### STATED TASK
Look through the listing below and work out how many of its lines hold the word "آستان". Give only the number.

### GIVEN RECORDS
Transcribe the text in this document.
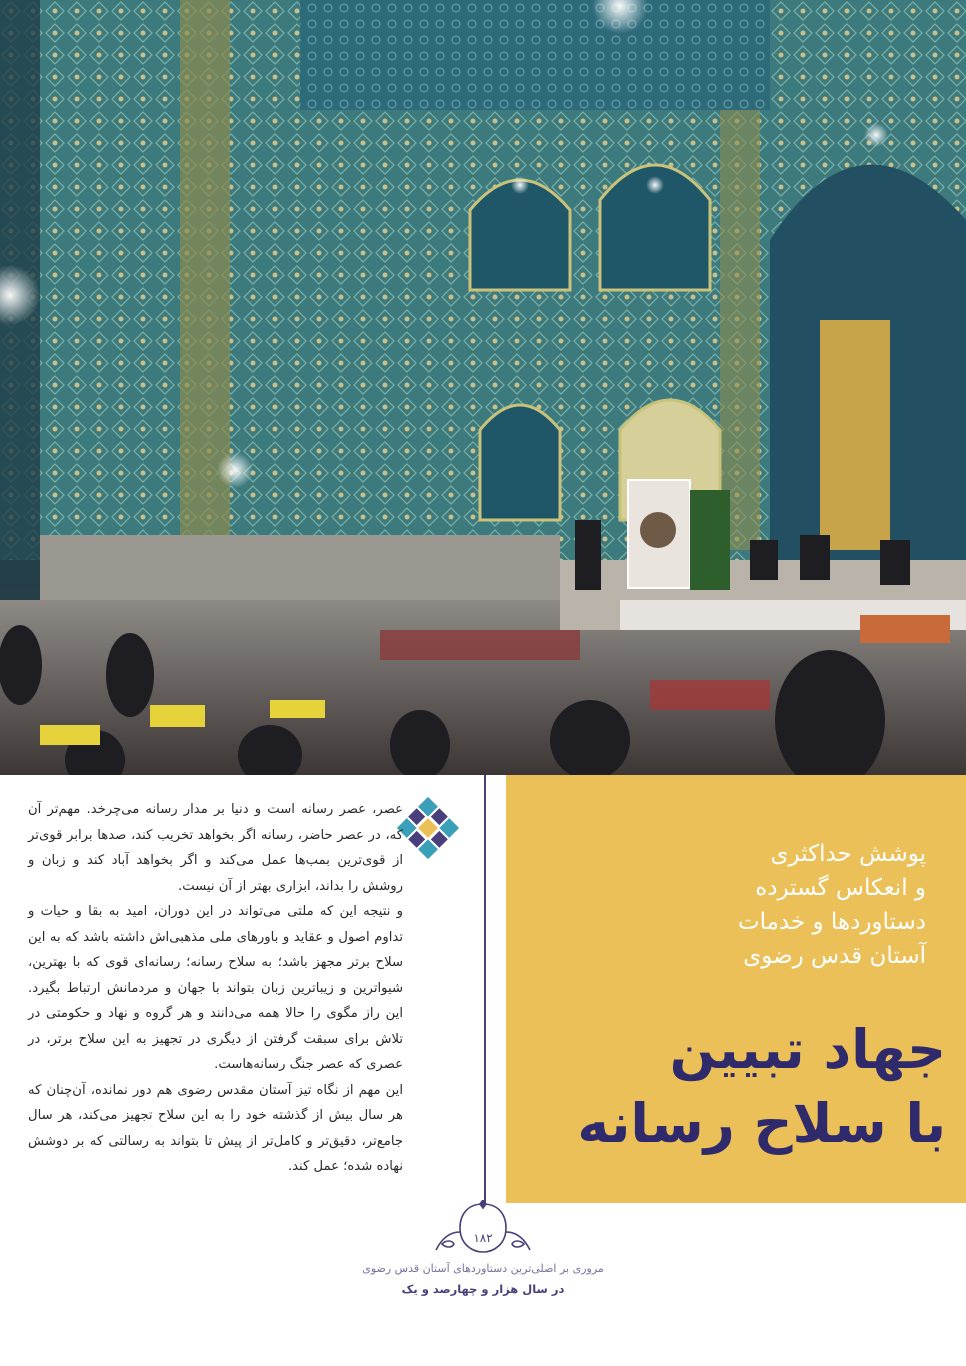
پوشش حداکثری
و انعکاس گسترده
دستاوردها و خدمات
آستان قدس رضوی
جهاد تبیین
با سلاح رسانه

عصر، عصر رسانه است و دنیا بر مدار رسانه می‌چرخد. مهم‌تر آن که، در عصر حاضر، رسانه اگر بخواهد تخریب کند، صدها برابر قوی‌تر از قوی‌ترین بمب‌ها عمل می‌کند و اگر بخواهد آباد کند و زبان و روشش را بداند، ابزاری بهتر از آن نیست.

و نتیجه این که ملتی می‌تواند در این دوران، امید به بقا و حیات و تداوم اصول و عقاید و باورهای ملی مذهبی‌اش داشته باشد که به این سلاح برتر مجهز باشد؛ به سلاح رسانه؛ رسانه‌ای قوی که با بهترین، شیواترین و زیباترین زبان بتواند با جهان و مردمانش ارتباط بگیرد. این راز مگوی را حالا همه می‌دانند و هر گروه و نهاد و حکومتی در تلاش برای سبقت گرفتن از دیگری در تجهیز به این سلاح برتر، در عصری که عصر جنگ رسانه‌هاست.

این مهم از نگاه تیز آستان مقدس رضوی هم دور نمانده، آن‌چنان که هر سال بیش از گذشته خود را به این سلاح تجهیز می‌کند، هر سال جامع‌تر، دقیق‌تر و کامل‌تر از پیش تا بتواند به رسالتی که بر دوشش نهاده شده؛ عمل کند.

۱۸۲
مروری بر اصلی‌ترین دستاوردهای آستان قدس رضوی
در سال هزار و چهارصد و یک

### RESPONSE BELOW
3